** OBJECTIVE **
Make an exact copy of the entries below with the pictures removed.

======== INPUT FOR THIS TASK

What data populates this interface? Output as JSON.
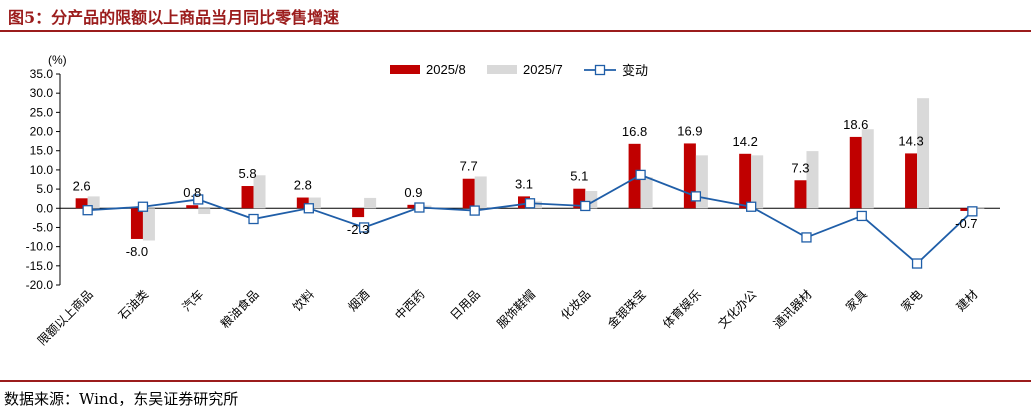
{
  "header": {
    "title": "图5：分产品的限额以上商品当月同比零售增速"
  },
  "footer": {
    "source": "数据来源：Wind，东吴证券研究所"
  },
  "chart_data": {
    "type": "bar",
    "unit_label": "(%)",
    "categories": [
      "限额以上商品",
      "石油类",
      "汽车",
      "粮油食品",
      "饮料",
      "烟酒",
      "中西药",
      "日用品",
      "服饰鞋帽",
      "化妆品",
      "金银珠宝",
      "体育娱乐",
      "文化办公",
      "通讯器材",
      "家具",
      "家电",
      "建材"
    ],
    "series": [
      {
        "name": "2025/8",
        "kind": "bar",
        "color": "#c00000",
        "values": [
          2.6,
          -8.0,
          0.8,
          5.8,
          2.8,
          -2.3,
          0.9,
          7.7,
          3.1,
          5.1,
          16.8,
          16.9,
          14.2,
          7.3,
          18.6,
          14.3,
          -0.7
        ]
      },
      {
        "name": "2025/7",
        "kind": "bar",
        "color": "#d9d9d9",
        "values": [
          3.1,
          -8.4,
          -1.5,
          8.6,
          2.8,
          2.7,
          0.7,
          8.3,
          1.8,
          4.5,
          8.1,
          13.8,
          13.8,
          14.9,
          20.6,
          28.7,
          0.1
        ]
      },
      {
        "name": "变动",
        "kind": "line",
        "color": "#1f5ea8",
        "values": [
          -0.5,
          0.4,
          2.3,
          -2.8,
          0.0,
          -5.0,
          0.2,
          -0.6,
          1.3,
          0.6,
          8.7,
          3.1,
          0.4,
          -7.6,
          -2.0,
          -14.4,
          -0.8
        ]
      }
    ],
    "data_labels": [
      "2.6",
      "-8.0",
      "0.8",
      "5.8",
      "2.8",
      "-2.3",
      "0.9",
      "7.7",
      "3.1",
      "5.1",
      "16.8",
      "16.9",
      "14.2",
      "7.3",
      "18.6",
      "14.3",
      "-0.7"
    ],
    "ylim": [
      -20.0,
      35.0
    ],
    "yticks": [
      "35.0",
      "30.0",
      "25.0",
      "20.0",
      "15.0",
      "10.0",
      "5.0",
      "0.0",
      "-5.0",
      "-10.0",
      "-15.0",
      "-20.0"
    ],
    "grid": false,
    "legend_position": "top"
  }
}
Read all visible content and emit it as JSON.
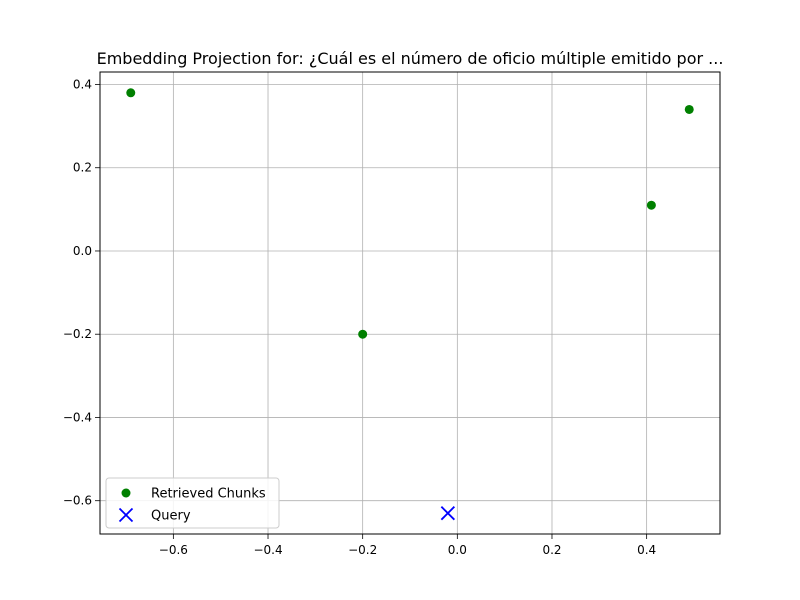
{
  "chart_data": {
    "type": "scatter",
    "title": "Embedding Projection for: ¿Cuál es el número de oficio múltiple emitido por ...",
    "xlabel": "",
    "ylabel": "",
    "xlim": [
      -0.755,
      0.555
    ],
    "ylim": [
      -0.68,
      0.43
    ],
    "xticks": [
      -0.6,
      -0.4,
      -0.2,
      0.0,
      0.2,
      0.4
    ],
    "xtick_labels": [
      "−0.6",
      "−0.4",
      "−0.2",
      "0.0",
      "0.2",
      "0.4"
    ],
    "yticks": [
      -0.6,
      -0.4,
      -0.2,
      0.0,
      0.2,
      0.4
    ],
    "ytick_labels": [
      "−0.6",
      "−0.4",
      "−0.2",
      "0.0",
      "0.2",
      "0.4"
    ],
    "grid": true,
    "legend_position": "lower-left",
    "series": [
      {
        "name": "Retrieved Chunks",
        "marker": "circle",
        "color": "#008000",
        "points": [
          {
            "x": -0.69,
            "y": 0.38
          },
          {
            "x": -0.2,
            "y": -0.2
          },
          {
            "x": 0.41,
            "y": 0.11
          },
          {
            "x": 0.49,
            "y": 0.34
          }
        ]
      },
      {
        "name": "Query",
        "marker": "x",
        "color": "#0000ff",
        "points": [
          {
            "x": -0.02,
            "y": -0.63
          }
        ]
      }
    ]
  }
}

================

** RESPONSE **
What data populates this interface? Output as JSON.
{
  "header": {
    "title": "图5：分产品的限额以上商品当月同比零售增速"
  },
  "footer": {
    "source": "数据来源：Wind，东吴证券研究所"
  },
  "chart_data": {
    "type": "bar",
    "unit_label": "(%)",
    "categories": [
      "限额以上商品",
      "石油类",
      "汽车",
      "粮油食品",
      "饮料",
      "烟酒",
      "中西药",
      "日用品",
      "服饰鞋帽",
      "化妆品",
      "金银珠宝",
      "体育娱乐",
      "文化办公",
      "通讯器材",
      "家具",
      "家电",
      "建材"
    ],
    "series": [
      {
        "name": "2025/8",
        "kind": "bar",
        "color": "#c00000",
        "values": [
          2.6,
          -8.0,
          0.8,
          5.8,
          2.8,
          -2.3,
          0.9,
          7.7,
          3.1,
          5.1,
          16.8,
          16.9,
          14.2,
          7.3,
          18.6,
          14.3,
          -0.7
        ]
      },
      {
        "name": "2025/7",
        "kind": "bar",
        "color": "#d9d9d9",
        "values": [
          3.1,
          -8.4,
          -1.5,
          8.6,
          2.8,
          2.7,
          0.7,
          8.3,
          1.8,
          4.5,
          8.1,
          13.8,
          13.8,
          14.9,
          20.6,
          28.7,
          0.1
        ]
      },
      {
        "name": "变动",
        "kind": "line",
        "color": "#1f5ea8",
        "values": [
          -0.5,
          0.4,
          2.3,
          -2.8,
          0.0,
          -5.0,
          0.2,
          -0.6,
          1.3,
          0.6,
          8.7,
          3.1,
          0.4,
          -7.6,
          -2.0,
          -14.4,
          -0.8
        ]
      }
    ],
    "data_labels": [
      "2.6",
      "-8.0",
      "0.8",
      "5.8",
      "2.8",
      "-2.3",
      "0.9",
      "7.7",
      "3.1",
      "5.1",
      "16.8",
      "16.9",
      "14.2",
      "7.3",
      "18.6",
      "14.3",
      "-0.7"
    ],
    "ylim": [
      -20.0,
      35.0
    ],
    "yticks": [
      "35.0",
      "30.0",
      "25.0",
      "20.0",
      "15.0",
      "10.0",
      "5.0",
      "0.0",
      "-5.0",
      "-10.0",
      "-15.0",
      "-20.0"
    ],
    "grid": false,
    "legend_position": "top"
  }
}
Read all visible content and emit it as JSON.
{
  "chart_data": {
    "type": "scatter",
    "title": "Embedding Projection for: ¿Cuál es el número de oficio múltiple emitido por ...",
    "xlabel": "",
    "ylabel": "",
    "xlim": [
      -0.755,
      0.555
    ],
    "ylim": [
      -0.68,
      0.43
    ],
    "xticks": [
      -0.6,
      -0.4,
      -0.2,
      0.0,
      0.2,
      0.4
    ],
    "xtick_labels": [
      "−0.6",
      "−0.4",
      "−0.2",
      "0.0",
      "0.2",
      "0.4"
    ],
    "yticks": [
      -0.6,
      -0.4,
      -0.2,
      0.0,
      0.2,
      0.4
    ],
    "ytick_labels": [
      "−0.6",
      "−0.4",
      "−0.2",
      "0.0",
      "0.2",
      "0.4"
    ],
    "grid": true,
    "legend_position": "lower-left",
    "series": [
      {
        "name": "Retrieved Chunks",
        "marker": "circle",
        "color": "#008000",
        "points": [
          {
            "x": -0.69,
            "y": 0.38
          },
          {
            "x": -0.2,
            "y": -0.2
          },
          {
            "x": 0.41,
            "y": 0.11
          },
          {
            "x": 0.49,
            "y": 0.34
          }
        ]
      },
      {
        "name": "Query",
        "marker": "x",
        "color": "#0000ff",
        "points": [
          {
            "x": -0.02,
            "y": -0.63
          }
        ]
      }
    ]
  }
}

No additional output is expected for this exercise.